FRAGMENTO DEL DOCUMENTO:
════════════════

El Gobierno decidió aplazar hasta el 7 de noviembre la licitación para privatizar cuatro represas clave del Comahue, originalmente prevista para esta semana. La decisión busca garantizar mayor participación de oferentes y obtener las propuestas más convenientes para el Estado.
Estas centrales representan cerca del 15% de la generación eléctrica del país y su venta podría generar ingresos superiores a los US$500 millones, según estimaciones oficiales. Hasta la adjudicación, las represas seguirán operadas por las actuales concesionarias: AES Argentina, Enel, Central Puerto y Orazul.

Para participar, los interesados deben contar con activos superiores a US$300 millones y un patrimonio neto mínimo de US$150 millones. Además, cada oferente podrá adjudicarse hasta dos concesionarias, mientras que no se permiten UTE ni entes públicos.
El proceso busca vender el 100% de las acciones de las sociedades concesionarias, distribuidas en un 51% de Clase A, 47% de Clase B y 2% de Clase C. Los adjudicatarios asumirán los contratos en curso, el personal y las obligaciones sociales de cada represa.
Con esta postergación, el Gobierno espera que más grupos económicos nacionales e internacionales puedan presentar sus ofertas y garantizar un proceso competitivo que beneficie a las arcas estatales.

════════════════

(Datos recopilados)
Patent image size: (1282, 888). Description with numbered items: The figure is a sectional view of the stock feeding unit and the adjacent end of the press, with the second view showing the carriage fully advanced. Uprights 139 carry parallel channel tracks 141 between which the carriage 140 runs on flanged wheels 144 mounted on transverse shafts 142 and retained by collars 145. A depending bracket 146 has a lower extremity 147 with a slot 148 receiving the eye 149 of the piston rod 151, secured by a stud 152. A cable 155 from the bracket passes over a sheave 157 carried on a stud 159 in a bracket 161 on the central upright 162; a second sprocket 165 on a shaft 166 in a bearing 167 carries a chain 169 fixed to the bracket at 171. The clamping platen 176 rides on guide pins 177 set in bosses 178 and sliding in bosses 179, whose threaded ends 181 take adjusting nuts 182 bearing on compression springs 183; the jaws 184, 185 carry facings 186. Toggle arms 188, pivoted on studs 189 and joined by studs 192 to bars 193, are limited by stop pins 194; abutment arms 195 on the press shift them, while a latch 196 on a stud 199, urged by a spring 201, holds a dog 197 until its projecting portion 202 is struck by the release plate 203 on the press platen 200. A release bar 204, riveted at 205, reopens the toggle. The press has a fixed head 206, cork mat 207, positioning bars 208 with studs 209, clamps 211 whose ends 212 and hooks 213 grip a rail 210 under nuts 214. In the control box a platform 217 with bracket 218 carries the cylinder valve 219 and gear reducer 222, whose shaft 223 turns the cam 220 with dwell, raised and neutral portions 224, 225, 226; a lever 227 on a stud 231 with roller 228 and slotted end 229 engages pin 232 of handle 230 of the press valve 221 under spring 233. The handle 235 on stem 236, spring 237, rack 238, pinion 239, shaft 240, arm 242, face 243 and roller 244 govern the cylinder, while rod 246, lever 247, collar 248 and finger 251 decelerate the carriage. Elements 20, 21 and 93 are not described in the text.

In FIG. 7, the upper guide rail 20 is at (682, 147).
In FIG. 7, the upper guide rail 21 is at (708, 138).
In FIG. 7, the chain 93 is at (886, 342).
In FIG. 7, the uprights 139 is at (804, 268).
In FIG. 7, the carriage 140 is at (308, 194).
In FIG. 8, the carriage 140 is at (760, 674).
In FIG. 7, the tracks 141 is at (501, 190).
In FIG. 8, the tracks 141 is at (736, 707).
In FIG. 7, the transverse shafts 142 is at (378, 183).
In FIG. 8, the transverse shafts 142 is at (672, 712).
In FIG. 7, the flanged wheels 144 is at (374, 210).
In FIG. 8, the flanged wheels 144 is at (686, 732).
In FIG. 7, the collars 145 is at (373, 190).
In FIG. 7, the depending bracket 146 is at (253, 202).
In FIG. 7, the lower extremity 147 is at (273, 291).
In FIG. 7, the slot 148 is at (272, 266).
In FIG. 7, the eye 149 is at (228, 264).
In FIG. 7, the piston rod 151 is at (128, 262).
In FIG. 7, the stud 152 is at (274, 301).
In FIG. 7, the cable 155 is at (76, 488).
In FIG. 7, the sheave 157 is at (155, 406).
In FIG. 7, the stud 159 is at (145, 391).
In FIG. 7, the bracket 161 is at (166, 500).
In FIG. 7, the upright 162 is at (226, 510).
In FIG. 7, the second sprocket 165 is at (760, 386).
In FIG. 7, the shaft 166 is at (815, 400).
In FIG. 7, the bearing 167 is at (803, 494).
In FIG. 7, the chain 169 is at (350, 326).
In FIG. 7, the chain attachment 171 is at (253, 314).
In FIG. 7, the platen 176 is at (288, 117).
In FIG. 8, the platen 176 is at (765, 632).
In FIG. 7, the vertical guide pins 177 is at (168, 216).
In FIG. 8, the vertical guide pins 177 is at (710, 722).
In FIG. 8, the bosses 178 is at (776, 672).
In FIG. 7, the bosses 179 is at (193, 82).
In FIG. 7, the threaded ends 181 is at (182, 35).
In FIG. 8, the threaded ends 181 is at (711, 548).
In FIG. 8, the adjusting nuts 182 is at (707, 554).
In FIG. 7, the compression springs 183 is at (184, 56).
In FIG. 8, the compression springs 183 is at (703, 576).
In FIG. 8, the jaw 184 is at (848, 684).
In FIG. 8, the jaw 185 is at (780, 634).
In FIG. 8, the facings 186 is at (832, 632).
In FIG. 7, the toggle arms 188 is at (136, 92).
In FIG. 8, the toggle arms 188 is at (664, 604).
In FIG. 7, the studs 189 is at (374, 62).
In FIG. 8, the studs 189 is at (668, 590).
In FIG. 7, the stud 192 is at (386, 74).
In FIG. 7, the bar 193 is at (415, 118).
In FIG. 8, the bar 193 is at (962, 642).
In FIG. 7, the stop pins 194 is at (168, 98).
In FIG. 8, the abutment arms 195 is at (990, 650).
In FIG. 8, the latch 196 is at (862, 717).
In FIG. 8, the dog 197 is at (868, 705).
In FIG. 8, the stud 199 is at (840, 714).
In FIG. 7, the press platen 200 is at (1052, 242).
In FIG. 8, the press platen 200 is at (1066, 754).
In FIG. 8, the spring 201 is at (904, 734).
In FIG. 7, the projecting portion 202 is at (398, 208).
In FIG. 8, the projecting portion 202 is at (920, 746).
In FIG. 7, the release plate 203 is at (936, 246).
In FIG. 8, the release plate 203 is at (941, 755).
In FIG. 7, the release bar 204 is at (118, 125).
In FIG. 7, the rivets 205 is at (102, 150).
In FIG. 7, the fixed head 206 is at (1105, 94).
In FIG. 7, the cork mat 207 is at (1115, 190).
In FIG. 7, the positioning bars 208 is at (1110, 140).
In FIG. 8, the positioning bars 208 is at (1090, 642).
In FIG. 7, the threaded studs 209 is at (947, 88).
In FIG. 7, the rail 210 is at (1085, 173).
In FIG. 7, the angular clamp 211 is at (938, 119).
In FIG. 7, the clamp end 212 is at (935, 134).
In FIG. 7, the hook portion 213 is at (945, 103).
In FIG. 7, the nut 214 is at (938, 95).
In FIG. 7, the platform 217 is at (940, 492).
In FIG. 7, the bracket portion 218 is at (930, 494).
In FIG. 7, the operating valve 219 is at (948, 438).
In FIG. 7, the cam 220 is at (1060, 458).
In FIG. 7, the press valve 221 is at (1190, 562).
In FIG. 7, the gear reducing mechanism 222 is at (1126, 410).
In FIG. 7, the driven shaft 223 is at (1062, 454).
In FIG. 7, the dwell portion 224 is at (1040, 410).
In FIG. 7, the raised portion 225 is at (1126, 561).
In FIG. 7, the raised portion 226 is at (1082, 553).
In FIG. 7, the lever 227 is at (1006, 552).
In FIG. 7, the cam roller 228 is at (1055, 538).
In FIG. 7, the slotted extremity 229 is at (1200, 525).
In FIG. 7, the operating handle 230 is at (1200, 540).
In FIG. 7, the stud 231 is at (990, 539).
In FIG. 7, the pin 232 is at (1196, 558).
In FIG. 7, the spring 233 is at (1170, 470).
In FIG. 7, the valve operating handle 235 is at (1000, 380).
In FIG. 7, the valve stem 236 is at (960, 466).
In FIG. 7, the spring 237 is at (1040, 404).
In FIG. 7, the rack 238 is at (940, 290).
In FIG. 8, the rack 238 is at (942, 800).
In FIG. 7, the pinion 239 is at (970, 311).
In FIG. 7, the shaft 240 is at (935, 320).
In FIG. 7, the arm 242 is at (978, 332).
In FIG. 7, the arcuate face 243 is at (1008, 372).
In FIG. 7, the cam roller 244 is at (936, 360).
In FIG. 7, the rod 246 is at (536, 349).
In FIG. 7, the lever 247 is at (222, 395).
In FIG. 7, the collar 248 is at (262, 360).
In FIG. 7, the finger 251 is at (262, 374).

════════════════

TU TAREA: Según el texto sobre la privatización de las represas del Comahue, ¿hasta qué fecha se aplazó la licitación?

RESPUESTA: Hasta el 7 de noviembre.